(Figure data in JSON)
────────
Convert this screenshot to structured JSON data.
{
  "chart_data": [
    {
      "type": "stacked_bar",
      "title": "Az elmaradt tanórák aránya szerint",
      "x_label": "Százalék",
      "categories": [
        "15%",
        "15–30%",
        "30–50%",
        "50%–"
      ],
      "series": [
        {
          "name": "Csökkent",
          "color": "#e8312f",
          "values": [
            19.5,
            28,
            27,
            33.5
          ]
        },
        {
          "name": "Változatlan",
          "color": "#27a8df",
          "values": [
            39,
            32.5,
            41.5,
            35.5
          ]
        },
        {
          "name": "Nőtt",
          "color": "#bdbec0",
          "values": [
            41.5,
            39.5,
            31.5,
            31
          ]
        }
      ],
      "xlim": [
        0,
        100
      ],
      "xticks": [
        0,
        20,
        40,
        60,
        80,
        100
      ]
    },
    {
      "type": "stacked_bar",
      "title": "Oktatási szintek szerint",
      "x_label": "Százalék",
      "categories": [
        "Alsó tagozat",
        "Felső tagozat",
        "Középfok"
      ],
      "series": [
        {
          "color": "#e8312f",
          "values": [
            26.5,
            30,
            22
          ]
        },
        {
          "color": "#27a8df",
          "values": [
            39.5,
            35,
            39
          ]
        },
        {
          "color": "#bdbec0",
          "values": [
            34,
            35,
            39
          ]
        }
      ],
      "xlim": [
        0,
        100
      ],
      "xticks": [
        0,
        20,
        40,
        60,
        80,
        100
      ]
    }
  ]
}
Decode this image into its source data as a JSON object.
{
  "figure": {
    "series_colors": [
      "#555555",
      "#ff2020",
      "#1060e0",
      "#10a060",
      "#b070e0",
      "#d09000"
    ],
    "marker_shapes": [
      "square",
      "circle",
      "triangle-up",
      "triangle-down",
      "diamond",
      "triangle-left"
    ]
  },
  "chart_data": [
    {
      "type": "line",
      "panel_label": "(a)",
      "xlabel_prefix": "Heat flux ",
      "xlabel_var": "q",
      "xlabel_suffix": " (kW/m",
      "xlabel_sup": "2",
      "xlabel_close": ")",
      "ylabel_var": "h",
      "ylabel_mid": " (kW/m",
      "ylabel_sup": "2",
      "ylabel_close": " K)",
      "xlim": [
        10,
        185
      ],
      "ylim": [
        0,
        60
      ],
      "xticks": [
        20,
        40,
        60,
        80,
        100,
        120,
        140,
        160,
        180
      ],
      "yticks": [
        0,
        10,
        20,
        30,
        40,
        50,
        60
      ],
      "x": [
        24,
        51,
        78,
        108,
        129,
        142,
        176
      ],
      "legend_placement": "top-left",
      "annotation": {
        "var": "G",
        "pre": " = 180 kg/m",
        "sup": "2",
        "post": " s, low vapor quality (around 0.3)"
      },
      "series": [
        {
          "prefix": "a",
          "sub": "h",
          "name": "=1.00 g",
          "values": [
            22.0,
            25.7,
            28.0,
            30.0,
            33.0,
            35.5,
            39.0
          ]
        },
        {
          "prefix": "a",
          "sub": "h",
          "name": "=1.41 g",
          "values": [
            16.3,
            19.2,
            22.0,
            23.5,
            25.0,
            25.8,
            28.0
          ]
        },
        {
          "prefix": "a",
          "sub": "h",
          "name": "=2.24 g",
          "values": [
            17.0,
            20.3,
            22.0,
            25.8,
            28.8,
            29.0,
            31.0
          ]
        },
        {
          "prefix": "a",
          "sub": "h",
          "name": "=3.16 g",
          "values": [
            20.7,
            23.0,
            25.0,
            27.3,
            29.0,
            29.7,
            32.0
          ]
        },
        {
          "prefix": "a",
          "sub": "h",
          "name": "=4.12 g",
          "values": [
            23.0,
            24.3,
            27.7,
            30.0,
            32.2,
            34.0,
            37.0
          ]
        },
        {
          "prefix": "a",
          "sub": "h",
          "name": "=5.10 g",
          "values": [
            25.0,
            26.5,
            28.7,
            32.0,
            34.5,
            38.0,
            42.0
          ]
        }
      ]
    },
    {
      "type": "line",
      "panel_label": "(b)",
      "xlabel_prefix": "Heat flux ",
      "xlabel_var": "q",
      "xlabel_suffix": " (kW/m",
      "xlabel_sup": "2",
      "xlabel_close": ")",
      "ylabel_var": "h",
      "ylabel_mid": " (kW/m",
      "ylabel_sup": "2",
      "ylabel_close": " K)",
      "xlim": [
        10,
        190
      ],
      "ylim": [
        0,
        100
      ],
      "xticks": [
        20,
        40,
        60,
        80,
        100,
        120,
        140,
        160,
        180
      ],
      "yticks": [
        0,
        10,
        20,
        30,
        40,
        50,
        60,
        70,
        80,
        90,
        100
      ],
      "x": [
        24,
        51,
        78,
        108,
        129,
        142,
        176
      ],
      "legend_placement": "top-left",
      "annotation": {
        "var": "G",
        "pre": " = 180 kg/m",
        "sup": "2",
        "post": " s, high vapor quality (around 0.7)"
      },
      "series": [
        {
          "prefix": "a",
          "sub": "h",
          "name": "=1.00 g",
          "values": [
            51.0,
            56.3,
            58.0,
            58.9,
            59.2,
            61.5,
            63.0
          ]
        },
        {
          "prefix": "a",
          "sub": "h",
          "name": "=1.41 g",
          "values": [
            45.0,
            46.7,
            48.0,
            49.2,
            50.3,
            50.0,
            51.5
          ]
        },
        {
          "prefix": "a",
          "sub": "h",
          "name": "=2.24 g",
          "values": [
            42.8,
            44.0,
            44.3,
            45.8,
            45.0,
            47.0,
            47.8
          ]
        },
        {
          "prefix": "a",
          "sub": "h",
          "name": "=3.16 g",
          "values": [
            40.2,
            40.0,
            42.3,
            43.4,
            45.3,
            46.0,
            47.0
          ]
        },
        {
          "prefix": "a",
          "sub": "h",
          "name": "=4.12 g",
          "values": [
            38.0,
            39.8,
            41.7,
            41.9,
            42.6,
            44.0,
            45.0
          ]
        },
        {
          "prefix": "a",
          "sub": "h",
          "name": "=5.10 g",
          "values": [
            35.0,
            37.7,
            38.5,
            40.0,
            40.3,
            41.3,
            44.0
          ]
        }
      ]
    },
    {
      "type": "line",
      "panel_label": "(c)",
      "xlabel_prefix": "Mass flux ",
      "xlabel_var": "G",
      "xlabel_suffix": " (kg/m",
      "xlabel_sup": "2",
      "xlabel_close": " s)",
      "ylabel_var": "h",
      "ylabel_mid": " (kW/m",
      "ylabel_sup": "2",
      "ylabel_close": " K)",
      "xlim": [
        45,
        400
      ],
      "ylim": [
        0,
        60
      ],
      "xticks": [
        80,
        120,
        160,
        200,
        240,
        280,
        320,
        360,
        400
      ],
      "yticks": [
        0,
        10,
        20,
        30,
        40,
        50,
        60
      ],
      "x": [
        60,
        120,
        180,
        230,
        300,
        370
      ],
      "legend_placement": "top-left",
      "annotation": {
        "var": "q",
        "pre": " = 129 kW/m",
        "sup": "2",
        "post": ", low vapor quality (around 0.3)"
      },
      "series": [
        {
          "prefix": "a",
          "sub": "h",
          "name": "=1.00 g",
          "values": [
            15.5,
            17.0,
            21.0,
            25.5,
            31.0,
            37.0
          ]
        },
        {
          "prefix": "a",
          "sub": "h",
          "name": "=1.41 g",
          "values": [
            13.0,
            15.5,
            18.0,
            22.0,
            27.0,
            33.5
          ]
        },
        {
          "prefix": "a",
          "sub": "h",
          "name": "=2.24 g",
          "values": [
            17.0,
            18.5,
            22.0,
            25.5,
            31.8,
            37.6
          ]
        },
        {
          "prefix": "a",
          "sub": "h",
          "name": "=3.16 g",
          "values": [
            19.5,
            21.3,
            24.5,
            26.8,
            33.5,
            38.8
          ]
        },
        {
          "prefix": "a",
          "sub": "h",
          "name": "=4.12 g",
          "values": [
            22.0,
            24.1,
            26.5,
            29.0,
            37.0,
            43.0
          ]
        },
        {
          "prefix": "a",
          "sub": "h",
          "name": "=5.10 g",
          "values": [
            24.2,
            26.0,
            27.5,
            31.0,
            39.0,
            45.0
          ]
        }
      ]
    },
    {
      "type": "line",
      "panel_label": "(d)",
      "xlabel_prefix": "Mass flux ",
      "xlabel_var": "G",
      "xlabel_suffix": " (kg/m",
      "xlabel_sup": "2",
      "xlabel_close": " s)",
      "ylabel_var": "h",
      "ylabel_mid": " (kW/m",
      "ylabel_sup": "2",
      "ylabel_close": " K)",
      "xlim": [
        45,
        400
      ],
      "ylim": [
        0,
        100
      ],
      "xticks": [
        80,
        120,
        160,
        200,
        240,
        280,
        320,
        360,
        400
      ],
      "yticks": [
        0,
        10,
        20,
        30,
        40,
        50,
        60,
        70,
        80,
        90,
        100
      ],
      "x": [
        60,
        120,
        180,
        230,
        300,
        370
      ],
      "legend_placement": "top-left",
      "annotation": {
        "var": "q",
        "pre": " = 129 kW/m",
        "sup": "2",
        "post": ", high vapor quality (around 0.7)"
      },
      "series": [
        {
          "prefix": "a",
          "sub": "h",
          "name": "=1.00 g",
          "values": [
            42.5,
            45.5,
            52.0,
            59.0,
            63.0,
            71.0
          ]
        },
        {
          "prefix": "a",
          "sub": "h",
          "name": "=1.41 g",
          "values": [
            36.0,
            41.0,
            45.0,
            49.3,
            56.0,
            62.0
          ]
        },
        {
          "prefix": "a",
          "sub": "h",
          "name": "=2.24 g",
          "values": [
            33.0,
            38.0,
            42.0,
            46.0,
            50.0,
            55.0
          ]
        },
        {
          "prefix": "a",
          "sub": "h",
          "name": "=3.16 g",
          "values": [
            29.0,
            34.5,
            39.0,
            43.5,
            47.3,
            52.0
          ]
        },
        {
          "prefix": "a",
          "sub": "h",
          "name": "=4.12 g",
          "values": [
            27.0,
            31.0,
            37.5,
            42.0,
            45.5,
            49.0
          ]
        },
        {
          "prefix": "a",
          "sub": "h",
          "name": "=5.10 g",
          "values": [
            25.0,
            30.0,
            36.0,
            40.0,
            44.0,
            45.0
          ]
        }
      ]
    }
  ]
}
────────
Exercise requirements: Work out how many lines of the listing above include "quality". Answer with the number and nothing more.

Answer to this exercise: 4